▶ _Aim of the exercise_
Locate each line in the records containing "Copper". Copy it.

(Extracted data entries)
________________________________________

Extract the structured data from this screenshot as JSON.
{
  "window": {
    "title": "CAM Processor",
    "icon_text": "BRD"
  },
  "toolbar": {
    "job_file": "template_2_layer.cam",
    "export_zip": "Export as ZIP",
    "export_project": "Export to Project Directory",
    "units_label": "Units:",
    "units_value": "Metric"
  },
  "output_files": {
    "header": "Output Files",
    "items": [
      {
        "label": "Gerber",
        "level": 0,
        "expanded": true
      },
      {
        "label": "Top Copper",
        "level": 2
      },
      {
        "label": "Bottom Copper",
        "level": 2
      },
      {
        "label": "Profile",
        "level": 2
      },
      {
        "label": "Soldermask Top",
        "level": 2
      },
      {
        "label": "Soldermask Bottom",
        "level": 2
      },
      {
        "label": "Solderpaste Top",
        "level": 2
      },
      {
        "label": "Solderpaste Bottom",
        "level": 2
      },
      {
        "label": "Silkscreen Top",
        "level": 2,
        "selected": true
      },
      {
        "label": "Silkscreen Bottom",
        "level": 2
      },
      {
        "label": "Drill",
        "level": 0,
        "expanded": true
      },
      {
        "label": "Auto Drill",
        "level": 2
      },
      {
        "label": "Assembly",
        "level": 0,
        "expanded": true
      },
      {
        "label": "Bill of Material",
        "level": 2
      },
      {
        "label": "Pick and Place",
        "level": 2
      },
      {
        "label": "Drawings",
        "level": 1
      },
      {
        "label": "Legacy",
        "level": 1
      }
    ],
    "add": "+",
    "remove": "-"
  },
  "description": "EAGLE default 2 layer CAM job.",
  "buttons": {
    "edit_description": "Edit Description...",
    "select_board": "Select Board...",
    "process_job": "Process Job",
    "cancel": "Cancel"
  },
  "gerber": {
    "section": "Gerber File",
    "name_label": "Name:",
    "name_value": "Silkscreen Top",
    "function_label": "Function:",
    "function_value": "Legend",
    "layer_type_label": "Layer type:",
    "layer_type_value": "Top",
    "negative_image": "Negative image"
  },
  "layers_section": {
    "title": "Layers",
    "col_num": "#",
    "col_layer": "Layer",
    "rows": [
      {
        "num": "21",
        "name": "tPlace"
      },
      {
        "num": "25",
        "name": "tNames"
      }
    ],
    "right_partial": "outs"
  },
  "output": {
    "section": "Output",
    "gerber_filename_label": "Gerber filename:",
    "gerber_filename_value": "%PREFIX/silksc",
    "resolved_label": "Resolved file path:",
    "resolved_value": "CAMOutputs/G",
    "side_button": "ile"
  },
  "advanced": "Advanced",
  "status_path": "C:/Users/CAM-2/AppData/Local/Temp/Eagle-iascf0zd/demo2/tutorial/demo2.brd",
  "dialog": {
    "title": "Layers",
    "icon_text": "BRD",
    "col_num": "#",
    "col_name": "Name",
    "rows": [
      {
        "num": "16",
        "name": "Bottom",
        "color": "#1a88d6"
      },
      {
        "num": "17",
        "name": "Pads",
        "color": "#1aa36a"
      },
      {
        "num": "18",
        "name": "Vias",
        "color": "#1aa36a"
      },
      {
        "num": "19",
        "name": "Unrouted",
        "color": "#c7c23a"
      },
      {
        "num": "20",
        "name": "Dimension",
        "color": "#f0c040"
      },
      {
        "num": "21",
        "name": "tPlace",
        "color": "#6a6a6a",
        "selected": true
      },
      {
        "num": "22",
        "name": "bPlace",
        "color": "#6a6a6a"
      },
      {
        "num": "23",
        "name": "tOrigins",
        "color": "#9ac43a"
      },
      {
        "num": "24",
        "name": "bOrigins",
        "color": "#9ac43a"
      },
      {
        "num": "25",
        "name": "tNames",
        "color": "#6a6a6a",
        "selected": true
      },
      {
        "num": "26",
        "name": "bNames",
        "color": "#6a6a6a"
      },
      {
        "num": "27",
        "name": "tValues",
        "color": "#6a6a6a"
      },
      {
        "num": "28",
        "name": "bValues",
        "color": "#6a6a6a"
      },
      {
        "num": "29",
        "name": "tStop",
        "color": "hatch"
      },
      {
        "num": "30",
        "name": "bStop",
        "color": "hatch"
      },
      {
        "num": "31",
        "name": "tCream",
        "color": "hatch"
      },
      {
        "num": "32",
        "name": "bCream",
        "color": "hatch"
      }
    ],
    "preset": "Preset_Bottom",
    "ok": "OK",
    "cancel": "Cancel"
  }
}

________________________________________

▶ _Correct answer_
        "label": "Top Copper",
        "label": "Bottom Copper",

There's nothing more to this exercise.